- Short problem
Pictures stay out of the copy; restate everything else in the material exactly.

- Lines of data
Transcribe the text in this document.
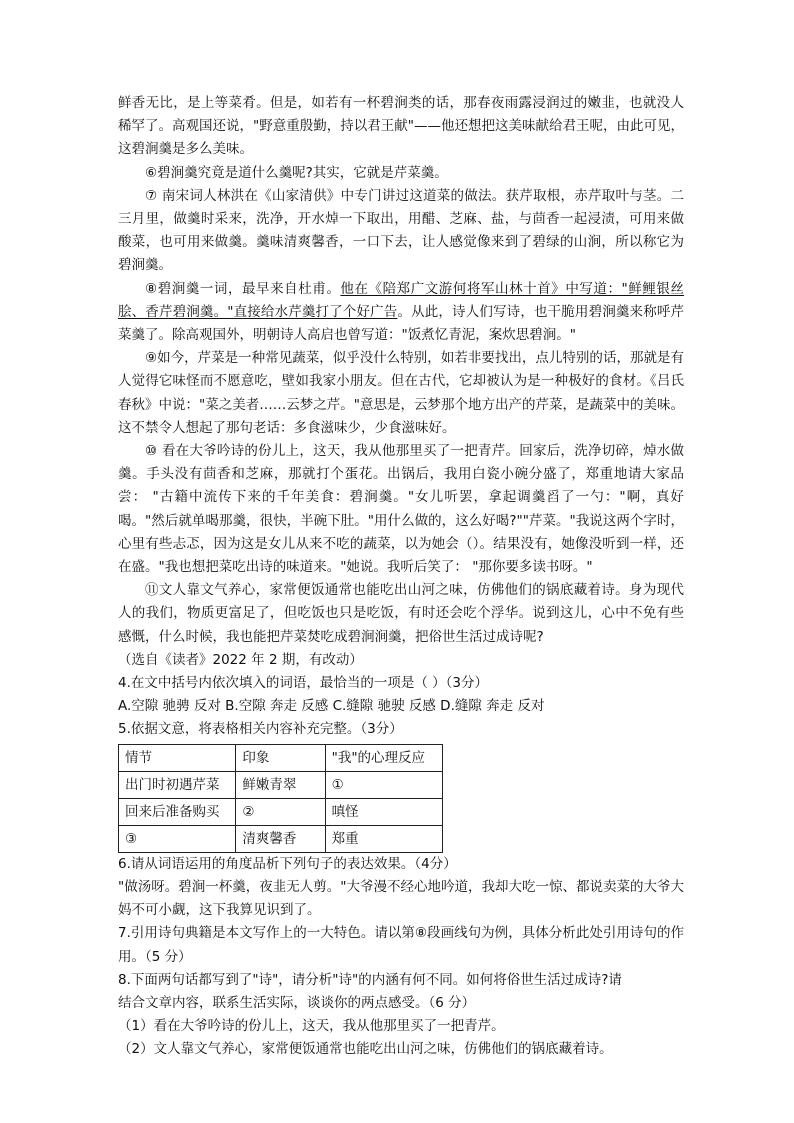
鲜香无比，是上等菜肴。但是，如若有一杯碧涧类的话，那春夜雨露浸润过的嫩韭，也就没人稀罕了。高观国还说，"野意重殷勤，持以君王献"——他还想把这美味献给君王呢，由此可见，这碧涧羹是多么美味。

⑥碧涧羹究竟是道什么羹呢?其实，它就是芹菜羹。

⑦ 南宋词人林洪在《山家清供》中专门讲过这道菜的做法。获芹取根，赤芹取叶与茎。二三月里，做羹时采来，洗净，开水焯一下取出，用醋、芝麻、盐，与茴香一起浸渍，可用来做酸菜，也可用来做羹。羹味清爽馨香，一口下去，让人感觉像来到了碧绿的山涧，所以称它为碧涧羹。

⑧碧涧羹一词，最早来自杜甫。他在《陪郑广文游何将军山林十首》中写道："鲜鲤银丝脍、香芹碧涧羹。"直接给水芹羹打了个好广告。从此，诗人们写诗，也干脆用碧涧羹来称呼芹菜羹了。除高观国外，明朝诗人高启也曾写道："饭煮忆青泥，案炊思碧涧。"

⑨如今，芹菜是一种常见蔬菜，似乎没什么特别，如若非要找出，点儿特别的话，那就是有人觉得它味怪而不愿意吃，壁如我家小朋友。但在古代，它却被认为是一种极好的食材。《吕氏春秋》中说："菜之美者……云梦之芹。"意思是，云梦那个地方出产的芹菜，是蔬菜中的美味。这不禁令人想起了那句老话：多食滋味少，少食滋味好。

⑩ 看在大爷吟诗的份儿上，这天，我从他那里买了一把青芹。回家后，洗净切碎，焯水做羹。手头没有茴香和芝麻，那就打个蛋花。出锅后，我用白瓷小碗分盛了，郑重地请大家品尝： "古籍中流传下来的千年美食：碧涧羹。"女儿听罢，拿起调羹舀了一勺："啊，真好喝。"然后就单喝那羹，很快，半碗下肚。"用什么做的，这么好喝?""芹菜。"我说这两个字时，心里有些忐忑，因为这是女儿从来不吃的蔬菜，以为她会（）。结果没有，她像没听到一样，还在盛。"我也想把菜吃出诗的味道来。"她说。我听后笑了： "那你要多读书呀。"

⑪文人靠文气养心，家常便饭通常也能吃出山河之味，仿佛他们的锅底藏着诗。身为现代人的我们，物质更富足了，但吃饭也只是吃饭，有时还会吃个浮华。说到这儿，心中不免有些感慨，什么时候，我也能把芹菜焚吃成碧涧涧羹，把俗世生活过成诗呢?

（选自《读者》2022 年 2 期，有改动）

4.在文中括号内依次填入的词语，最恰当的一项是（ ）（3分）

A.空隙 驰骋 反对 B.空隙 奔走 反感 C.缝隙 驰驶 反感 D.缝隙 奔走 反对

5.依据文意，将表格相关内容补充完整。（3分）

情节	印象	"我"的心理反应
出门时初遇芹菜	鲜嫩青翠	①
回来后准备购买	②	嗔怪
③	清爽馨香	郑重

6.请从词语运用的角度品析下列句子的表达效果。（4分）

"做汤呀。碧涧一杯羹，夜韭无人剪。"大爷漫不经心地吟道，我却大吃一惊、都说卖菜的大爷大妈不可小觑，这下我算见识到了。

7.引用诗句典籍是本文写作上的一大特色。请以第⑧段画线句为例，具体分析此处引用诗句的作用。（5 分）

8.下面两句话都写到了"诗"，请分析"诗"的内涵有何不同。如何将俗世生活过成诗?请

结合文章内容，联系生活实际，谈谈你的两点感受。（6 分）

（1）看在大爷吟诗的份儿上，这天，我从他那里买了一把青芹。

（2）文人靠文气养心，家常便饭通常也能吃出山河之味，仿佛他们的锅底藏着诗。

- Final result
Transcribe the text in this document.
鲜香无比，是上等菜肴。但是，如若有一杯碧涧类的话，那春夜雨露浸润过的嫩韭，也就没人稀罕了。高观国还说，"野意重殷勤，持以君王献"——他还想把这美味献给君王呢，由此可见，这碧涧羹是多么美味。

⑥碧涧羹究竟是道什么羹呢?其实，它就是芹菜羹。

⑦ 南宋词人林洪在《山家清供》中专门讲过这道菜的做法。获芹取根，赤芹取叶与茎。二三月里，做羹时采来，洗净，开水焯一下取出，用醋、芝麻、盐，与茴香一起浸渍，可用来做酸菜，也可用来做羹。羹味清爽馨香，一口下去，让人感觉像来到了碧绿的山涧，所以称它为碧涧羹。

⑧碧涧羹一词，最早来自杜甫。他在《陪郑广文游何将军山林十首》中写道："鲜鲤银丝脍、香芹碧涧羹。"直接给水芹羹打了个好广告。从此，诗人们写诗，也干脆用碧涧羹来称呼芹菜羹了。除高观国外，明朝诗人高启也曾写道："饭煮忆青泥，案炊思碧涧。"

⑨如今，芹菜是一种常见蔬菜，似乎没什么特别，如若非要找出，点儿特别的话，那就是有人觉得它味怪而不愿意吃，壁如我家小朋友。但在古代，它却被认为是一种极好的食材。《吕氏春秋》中说："菜之美者……云梦之芹。"意思是，云梦那个地方出产的芹菜，是蔬菜中的美味。这不禁令人想起了那句老话：多食滋味少，少食滋味好。

⑩ 看在大爷吟诗的份儿上，这天，我从他那里买了一把青芹。回家后，洗净切碎，焯水做羹。手头没有茴香和芝麻，那就打个蛋花。出锅后，我用白瓷小碗分盛了，郑重地请大家品尝： "古籍中流传下来的千年美食：碧涧羹。"女儿听罢，拿起调羹舀了一勺："啊，真好喝。"然后就单喝那羹，很快，半碗下肚。"用什么做的，这么好喝?""芹菜。"我说这两个字时，心里有些忐忑，因为这是女儿从来不吃的蔬菜，以为她会（）。结果没有，她像没听到一样，还在盛。"我也想把菜吃出诗的味道来。"她说。我听后笑了： "那你要多读书呀。"

⑪文人靠文气养心，家常便饭通常也能吃出山河之味，仿佛他们的锅底藏着诗。身为现代人的我们，物质更富足了，但吃饭也只是吃饭，有时还会吃个浮华。说到这儿，心中不免有些感慨，什么时候，我也能把芹菜焚吃成碧涧涧羹，把俗世生活过成诗呢?

（选自《读者》2022 年 2 期，有改动）

4.在文中括号内依次填入的词语，最恰当的一项是（ ）（3分）

A.空隙 驰骋 反对 B.空隙 奔走 反感 C.缝隙 驰驶 反感 D.缝隙 奔走 反对

5.依据文意，将表格相关内容补充完整。（3分）

情节	印象	"我"的心理反应
出门时初遇芹菜	鲜嫩青翠	①
回来后准备购买	②	嗔怪
③	清爽馨香	郑重

6.请从词语运用的角度品析下列句子的表达效果。（4分）

"做汤呀。碧涧一杯羹，夜韭无人剪。"大爷漫不经心地吟道，我却大吃一惊、都说卖菜的大爷大妈不可小觑，这下我算见识到了。

7.引用诗句典籍是本文写作上的一大特色。请以第⑧段画线句为例，具体分析此处引用诗句的作用。（5 分）

8.下面两句话都写到了"诗"，请分析"诗"的内涵有何不同。如何将俗世生活过成诗?请

结合文章内容，联系生活实际，谈谈你的两点感受。（6 分）

（1）看在大爷吟诗的份儿上，这天，我从他那里买了一把青芹。

（2）文人靠文气养心，家常便饭通常也能吃出山河之味，仿佛他们的锅底藏着诗。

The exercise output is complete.